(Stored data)
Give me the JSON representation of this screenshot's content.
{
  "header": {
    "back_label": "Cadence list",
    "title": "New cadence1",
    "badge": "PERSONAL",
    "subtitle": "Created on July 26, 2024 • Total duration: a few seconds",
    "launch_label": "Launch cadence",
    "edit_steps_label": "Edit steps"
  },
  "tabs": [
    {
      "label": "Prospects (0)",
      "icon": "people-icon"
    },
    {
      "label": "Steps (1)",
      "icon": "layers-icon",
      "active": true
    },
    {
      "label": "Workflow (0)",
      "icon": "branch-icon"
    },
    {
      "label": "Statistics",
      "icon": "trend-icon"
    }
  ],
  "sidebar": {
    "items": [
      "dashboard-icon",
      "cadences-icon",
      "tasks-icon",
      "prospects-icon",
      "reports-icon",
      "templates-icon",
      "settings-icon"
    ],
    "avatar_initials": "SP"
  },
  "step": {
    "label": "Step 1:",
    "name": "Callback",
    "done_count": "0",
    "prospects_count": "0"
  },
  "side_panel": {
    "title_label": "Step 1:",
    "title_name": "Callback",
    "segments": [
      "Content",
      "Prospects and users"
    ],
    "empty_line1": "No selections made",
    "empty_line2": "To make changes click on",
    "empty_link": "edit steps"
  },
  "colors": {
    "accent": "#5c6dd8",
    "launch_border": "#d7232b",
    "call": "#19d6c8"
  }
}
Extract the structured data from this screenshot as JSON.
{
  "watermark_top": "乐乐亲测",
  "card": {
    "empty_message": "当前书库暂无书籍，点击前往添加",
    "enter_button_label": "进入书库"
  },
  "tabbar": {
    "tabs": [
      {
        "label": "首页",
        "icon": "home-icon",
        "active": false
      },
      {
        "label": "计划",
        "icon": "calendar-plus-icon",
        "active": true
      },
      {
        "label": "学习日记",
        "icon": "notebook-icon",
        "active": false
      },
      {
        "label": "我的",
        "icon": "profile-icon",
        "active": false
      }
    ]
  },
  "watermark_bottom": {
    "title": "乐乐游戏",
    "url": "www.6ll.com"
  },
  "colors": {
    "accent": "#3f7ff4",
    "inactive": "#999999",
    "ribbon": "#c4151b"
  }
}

Written problem: Above are the records. Copy every line in them holding "screenshot".

Finished answer:
Give me the JSON representation of this screenshot's content.
Extract the structured data from this screenshot as JSON.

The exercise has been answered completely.